**What you will do**.
What is needed here is an exact copy of every entry.

**Stored rows**.
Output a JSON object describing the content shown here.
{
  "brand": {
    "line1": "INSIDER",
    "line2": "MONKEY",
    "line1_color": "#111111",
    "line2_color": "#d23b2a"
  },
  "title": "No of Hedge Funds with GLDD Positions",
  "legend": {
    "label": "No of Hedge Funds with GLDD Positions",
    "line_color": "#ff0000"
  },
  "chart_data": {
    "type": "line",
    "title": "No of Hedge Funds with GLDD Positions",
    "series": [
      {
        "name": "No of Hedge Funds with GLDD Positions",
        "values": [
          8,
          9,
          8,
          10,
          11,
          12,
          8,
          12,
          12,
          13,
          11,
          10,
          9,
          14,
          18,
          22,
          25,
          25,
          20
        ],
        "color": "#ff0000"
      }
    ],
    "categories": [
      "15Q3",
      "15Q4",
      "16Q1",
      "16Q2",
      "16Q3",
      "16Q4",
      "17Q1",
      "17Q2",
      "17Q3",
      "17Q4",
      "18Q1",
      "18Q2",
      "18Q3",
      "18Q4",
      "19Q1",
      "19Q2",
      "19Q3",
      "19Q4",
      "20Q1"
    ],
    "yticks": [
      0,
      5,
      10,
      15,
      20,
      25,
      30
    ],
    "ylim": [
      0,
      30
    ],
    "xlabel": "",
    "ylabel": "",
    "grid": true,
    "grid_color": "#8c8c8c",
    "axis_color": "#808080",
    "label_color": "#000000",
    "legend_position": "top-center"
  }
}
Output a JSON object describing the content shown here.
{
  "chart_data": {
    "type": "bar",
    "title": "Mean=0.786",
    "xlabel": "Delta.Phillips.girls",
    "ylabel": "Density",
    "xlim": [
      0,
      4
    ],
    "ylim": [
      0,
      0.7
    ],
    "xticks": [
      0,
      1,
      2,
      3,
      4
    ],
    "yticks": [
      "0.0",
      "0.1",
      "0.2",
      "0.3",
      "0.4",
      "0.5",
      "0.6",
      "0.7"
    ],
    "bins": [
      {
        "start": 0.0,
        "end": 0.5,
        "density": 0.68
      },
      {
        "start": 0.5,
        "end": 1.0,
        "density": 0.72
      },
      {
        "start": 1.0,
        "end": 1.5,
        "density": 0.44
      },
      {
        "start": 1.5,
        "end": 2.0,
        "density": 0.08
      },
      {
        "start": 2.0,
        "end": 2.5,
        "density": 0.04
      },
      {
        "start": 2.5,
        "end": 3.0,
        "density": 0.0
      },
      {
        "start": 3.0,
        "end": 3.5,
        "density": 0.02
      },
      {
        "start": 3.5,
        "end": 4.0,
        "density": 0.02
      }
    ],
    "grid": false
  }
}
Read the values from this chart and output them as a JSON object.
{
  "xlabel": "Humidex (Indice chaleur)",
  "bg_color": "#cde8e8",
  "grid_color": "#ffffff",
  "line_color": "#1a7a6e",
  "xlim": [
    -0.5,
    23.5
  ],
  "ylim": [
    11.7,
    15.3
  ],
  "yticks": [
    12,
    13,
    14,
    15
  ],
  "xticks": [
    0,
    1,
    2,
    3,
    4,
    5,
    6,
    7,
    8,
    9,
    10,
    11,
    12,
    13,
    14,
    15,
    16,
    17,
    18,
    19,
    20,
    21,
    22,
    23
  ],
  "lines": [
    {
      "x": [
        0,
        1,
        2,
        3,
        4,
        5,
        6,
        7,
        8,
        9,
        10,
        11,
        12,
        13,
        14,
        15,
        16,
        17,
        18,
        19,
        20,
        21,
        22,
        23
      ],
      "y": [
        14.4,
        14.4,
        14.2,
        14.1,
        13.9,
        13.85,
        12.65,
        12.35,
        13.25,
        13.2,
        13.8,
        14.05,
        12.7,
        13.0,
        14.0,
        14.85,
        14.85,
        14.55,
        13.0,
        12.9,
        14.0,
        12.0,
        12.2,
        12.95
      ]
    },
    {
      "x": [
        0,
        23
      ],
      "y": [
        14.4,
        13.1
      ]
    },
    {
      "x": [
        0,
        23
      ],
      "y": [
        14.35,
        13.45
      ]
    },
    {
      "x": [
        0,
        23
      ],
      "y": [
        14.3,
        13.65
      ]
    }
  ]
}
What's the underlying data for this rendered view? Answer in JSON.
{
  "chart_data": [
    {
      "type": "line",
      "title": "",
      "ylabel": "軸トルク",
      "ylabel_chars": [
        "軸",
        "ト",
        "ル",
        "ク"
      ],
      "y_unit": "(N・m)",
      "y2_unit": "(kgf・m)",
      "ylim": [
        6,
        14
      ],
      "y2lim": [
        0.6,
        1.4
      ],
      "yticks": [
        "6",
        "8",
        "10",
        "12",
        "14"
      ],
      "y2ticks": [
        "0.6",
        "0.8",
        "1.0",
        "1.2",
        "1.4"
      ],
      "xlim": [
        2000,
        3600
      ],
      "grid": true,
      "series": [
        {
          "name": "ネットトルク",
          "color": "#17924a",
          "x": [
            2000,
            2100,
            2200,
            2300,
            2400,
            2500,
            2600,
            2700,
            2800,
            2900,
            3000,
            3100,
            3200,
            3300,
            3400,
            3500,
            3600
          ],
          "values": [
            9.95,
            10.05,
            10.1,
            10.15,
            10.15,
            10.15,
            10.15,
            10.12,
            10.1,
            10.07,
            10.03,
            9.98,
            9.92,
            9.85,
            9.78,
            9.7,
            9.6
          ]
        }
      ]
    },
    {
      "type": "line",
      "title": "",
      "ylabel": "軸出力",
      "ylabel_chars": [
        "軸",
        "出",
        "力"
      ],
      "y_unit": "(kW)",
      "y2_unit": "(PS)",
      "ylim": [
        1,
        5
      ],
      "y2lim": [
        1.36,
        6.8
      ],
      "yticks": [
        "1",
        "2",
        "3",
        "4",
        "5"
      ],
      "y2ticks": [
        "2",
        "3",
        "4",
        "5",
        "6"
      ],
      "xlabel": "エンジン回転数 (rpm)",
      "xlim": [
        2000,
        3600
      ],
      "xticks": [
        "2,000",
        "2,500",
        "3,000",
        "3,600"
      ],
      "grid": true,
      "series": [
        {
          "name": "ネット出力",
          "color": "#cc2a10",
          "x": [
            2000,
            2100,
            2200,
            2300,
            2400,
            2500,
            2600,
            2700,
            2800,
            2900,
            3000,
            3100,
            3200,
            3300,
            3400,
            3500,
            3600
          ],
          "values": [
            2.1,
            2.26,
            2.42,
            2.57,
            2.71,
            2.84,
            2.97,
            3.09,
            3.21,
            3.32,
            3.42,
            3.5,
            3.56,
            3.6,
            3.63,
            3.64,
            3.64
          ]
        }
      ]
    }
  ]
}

**Problem solution**.
Output a JSON object describing the content shown here.
{
  "brand": {
    "line1": "INSIDER",
    "line2": "MONKEY",
    "line1_color": "#111111",
    "line2_color": "#d23b2a"
  },
  "title": "No of Hedge Funds with GLDD Positions",
  "legend": {
    "label": "No of Hedge Funds with GLDD Positions",
    "line_color": "#ff0000"
  },
  "chart_data": {
    "type": "line",
    "title": "No of Hedge Funds with GLDD Positions",
    "series": [
      {
        "name": "No of Hedge Funds with GLDD Positions",
        "values": [
          8,
          9,
          8,
          10,
          11,
          12,
          8,
          12,
          12,
          13,
          11,
          10,
          9,
          14,
          18,
          22,
          25,
          25,
          20
        ],
        "color": "#ff0000"
      }
    ],
    "categories": [
      "15Q3",
      "15Q4",
      "16Q1",
      "16Q2",
      "16Q3",
      "16Q4",
      "17Q1",
      "17Q2",
      "17Q3",
      "17Q4",
      "18Q1",
      "18Q2",
      "18Q3",
      "18Q4",
      "19Q1",
      "19Q2",
      "19Q3",
      "19Q4",
      "20Q1"
    ],
    "yticks": [
      0,
      5,
      10,
      15,
      20,
      25,
      30
    ],
    "ylim": [
      0,
      30
    ],
    "xlabel": "",
    "ylabel": "",
    "grid": true,
    "grid_color": "#8c8c8c",
    "axis_color": "#808080",
    "label_color": "#000000",
    "legend_position": "top-center"
  }
}
Output a JSON object describing the content shown here.
{
  "chart_data": {
    "type": "bar",
    "title": "Mean=0.786",
    "xlabel": "Delta.Phillips.girls",
    "ylabel": "Density",
    "xlim": [
      0,
      4
    ],
    "ylim": [
      0,
      0.7
    ],
    "xticks": [
      0,
      1,
      2,
      3,
      4
    ],
    "yticks": [
      "0.0",
      "0.1",
      "0.2",
      "0.3",
      "0.4",
      "0.5",
      "0.6",
      "0.7"
    ],
    "bins": [
      {
        "start": 0.0,
        "end": 0.5,
        "density": 0.68
      },
      {
        "start": 0.5,
        "end": 1.0,
        "density": 0.72
      },
      {
        "start": 1.0,
        "end": 1.5,
        "density": 0.44
      },
      {
        "start": 1.5,
        "end": 2.0,
        "density": 0.08
      },
      {
        "start": 2.0,
        "end": 2.5,
        "density": 0.04
      },
      {
        "start": 2.5,
        "end": 3.0,
        "density": 0.0
      },
      {
        "start": 3.0,
        "end": 3.5,
        "density": 0.02
      },
      {
        "start": 3.5,
        "end": 4.0,
        "density": 0.02
      }
    ],
    "grid": false
  }
}
Read the values from this chart and output them as a JSON object.
{
  "xlabel": "Humidex (Indice chaleur)",
  "bg_color": "#cde8e8",
  "grid_color": "#ffffff",
  "line_color": "#1a7a6e",
  "xlim": [
    -0.5,
    23.5
  ],
  "ylim": [
    11.7,
    15.3
  ],
  "yticks": [
    12,
    13,
    14,
    15
  ],
  "xticks": [
    0,
    1,
    2,
    3,
    4,
    5,
    6,
    7,
    8,
    9,
    10,
    11,
    12,
    13,
    14,
    15,
    16,
    17,
    18,
    19,
    20,
    21,
    22,
    23
  ],
  "lines": [
    {
      "x": [
        0,
        1,
        2,
        3,
        4,
        5,
        6,
        7,
        8,
        9,
        10,
        11,
        12,
        13,
        14,
        15,
        16,
        17,
        18,
        19,
        20,
        21,
        22,
        23
      ],
      "y": [
        14.4,
        14.4,
        14.2,
        14.1,
        13.9,
        13.85,
        12.65,
        12.35,
        13.25,
        13.2,
        13.8,
        14.05,
        12.7,
        13.0,
        14.0,
        14.85,
        14.85,
        14.55,
        13.0,
        12.9,
        14.0,
        12.0,
        12.2,
        12.95
      ]
    },
    {
      "x": [
        0,
        23
      ],
      "y": [
        14.4,
        13.1
      ]
    },
    {
      "x": [
        0,
        23
      ],
      "y": [
        14.35,
        13.45
      ]
    },
    {
      "x": [
        0,
        23
      ],
      "y": [
        14.3,
        13.65
      ]
    }
  ]
}
What's the underlying data for this rendered view? Answer in JSON.
{
  "chart_data": [
    {
      "type": "line",
      "title": "",
      "ylabel": "軸トルク",
      "ylabel_chars": [
        "軸",
        "ト",
        "ル",
        "ク"
      ],
      "y_unit": "(N・m)",
      "y2_unit": "(kgf・m)",
      "ylim": [
        6,
        14
      ],
      "y2lim": [
        0.6,
        1.4
      ],
      "yticks": [
        "6",
        "8",
        "10",
        "12",
        "14"
      ],
      "y2ticks": [
        "0.6",
        "0.8",
        "1.0",
        "1.2",
        "1.4"
      ],
      "xlim": [
        2000,
        3600
      ],
      "grid": true,
      "series": [
        {
          "name": "ネットトルク",
          "color": "#17924a",
          "x": [
            2000,
            2100,
            2200,
            2300,
            2400,
            2500,
            2600,
            2700,
            2800,
            2900,
            3000,
            3100,
            3200,
            3300,
            3400,
            3500,
            3600
          ],
          "values": [
            9.95,
            10.05,
            10.1,
            10.15,
            10.15,
            10.15,
            10.15,
            10.12,
            10.1,
            10.07,
            10.03,
            9.98,
            9.92,
            9.85,
            9.78,
            9.7,
            9.6
          ]
        }
      ]
    },
    {
      "type": "line",
      "title": "",
      "ylabel": "軸出力",
      "ylabel_chars": [
        "軸",
        "出",
        "力"
      ],
      "y_unit": "(kW)",
      "y2_unit": "(PS)",
      "ylim": [
        1,
        5
      ],
      "y2lim": [
        1.36,
        6.8
      ],
      "yticks": [
        "1",
        "2",
        "3",
        "4",
        "5"
      ],
      "y2ticks": [
        "2",
        "3",
        "4",
        "5",
        "6"
      ],
      "xlabel": "エンジン回転数 (rpm)",
      "xlim": [
        2000,
        3600
      ],
      "xticks": [
        "2,000",
        "2,500",
        "3,000",
        "3,600"
      ],
      "grid": true,
      "series": [
        {
          "name": "ネット出力",
          "color": "#cc2a10",
          "x": [
            2000,
            2100,
            2200,
            2300,
            2400,
            2500,
            2600,
            2700,
            2800,
            2900,
            3000,
            3100,
            3200,
            3300,
            3400,
            3500,
            3600
          ],
          "values": [
            2.1,
            2.26,
            2.42,
            2.57,
            2.71,
            2.84,
            2.97,
            3.09,
            3.21,
            3.32,
            3.42,
            3.5,
            3.56,
            3.6,
            3.63,
            3.64,
            3.64
          ]
        }
      ]
    }
  ]
}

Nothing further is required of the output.